Go through the entries below and copy each line containing the word "Сахалинской".

Stored items
============

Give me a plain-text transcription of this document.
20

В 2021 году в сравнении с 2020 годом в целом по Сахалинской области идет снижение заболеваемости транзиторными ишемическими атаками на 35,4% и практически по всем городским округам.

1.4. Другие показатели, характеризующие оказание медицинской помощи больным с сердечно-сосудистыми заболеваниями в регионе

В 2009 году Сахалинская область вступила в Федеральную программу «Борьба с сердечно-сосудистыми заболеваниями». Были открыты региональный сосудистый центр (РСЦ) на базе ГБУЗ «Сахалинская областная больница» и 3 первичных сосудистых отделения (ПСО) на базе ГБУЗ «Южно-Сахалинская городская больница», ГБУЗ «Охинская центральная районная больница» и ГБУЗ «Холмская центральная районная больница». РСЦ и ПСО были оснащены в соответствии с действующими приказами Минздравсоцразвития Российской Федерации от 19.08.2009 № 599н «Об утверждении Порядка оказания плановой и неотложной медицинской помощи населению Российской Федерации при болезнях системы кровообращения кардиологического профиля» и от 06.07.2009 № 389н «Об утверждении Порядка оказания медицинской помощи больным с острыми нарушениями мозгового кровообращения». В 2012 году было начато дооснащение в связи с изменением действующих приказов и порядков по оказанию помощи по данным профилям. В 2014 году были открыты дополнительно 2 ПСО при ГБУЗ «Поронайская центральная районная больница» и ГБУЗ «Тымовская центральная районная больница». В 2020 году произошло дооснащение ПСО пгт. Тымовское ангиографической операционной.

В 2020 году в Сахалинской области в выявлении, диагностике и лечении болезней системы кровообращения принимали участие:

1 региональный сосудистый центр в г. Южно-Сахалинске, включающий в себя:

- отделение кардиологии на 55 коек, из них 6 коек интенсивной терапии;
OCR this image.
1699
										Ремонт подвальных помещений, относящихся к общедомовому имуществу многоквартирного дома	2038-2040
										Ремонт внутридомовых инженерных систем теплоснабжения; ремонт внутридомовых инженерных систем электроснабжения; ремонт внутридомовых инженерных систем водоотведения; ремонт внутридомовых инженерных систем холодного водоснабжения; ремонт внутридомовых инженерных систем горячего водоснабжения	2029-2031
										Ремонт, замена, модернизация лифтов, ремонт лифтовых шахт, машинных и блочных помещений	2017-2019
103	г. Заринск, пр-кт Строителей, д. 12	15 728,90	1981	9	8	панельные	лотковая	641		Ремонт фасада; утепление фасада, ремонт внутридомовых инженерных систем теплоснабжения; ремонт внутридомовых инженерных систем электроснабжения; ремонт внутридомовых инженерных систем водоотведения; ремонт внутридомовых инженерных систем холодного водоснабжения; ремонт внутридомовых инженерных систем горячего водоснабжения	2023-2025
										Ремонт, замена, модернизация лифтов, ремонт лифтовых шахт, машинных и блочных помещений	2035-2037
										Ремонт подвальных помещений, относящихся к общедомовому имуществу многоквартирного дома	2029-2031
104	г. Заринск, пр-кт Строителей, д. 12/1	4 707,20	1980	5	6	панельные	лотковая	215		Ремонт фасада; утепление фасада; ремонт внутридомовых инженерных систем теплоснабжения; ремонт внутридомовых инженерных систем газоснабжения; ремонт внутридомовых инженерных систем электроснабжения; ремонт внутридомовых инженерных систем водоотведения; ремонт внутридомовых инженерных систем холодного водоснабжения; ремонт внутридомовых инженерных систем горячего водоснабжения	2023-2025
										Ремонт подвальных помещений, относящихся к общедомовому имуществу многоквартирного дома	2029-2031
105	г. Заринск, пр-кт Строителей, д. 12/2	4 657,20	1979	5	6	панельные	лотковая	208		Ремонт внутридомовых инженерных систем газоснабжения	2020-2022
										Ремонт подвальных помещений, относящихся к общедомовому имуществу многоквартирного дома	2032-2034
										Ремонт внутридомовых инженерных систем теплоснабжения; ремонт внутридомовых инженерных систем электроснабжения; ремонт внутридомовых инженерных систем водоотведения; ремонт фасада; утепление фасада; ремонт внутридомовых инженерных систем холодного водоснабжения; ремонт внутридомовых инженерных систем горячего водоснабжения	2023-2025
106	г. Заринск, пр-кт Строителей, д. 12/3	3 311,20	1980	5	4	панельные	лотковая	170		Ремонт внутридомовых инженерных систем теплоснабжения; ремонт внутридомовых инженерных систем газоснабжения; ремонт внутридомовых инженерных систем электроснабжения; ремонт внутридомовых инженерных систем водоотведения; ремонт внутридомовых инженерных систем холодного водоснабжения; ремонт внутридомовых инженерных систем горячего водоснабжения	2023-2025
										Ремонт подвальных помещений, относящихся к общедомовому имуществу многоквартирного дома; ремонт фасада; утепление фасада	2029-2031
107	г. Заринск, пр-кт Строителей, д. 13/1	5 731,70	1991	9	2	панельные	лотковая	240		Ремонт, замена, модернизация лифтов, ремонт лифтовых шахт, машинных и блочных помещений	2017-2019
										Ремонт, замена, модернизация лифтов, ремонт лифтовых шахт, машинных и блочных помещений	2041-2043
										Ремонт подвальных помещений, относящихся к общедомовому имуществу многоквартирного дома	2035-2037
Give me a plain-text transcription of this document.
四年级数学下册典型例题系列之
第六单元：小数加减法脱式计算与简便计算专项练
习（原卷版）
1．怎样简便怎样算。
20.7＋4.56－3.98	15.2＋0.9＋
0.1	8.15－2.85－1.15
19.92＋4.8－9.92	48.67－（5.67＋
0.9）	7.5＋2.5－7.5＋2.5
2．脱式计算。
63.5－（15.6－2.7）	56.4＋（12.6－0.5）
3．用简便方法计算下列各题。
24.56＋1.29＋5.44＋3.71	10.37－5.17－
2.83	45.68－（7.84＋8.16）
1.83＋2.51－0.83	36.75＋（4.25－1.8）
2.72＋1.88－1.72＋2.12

============

■ WORKED SOLUTION
В 2021 году в сравнении с 2020 годом в целом по Сахалинской области идет снижение заболеваемости транзиторными ишемическими атаками на 35,4% и практически по всем городским округам.
В 2020 году в Сахалинской области в выявлении, диагностике и лечении болезней системы кровообращения принимали участие:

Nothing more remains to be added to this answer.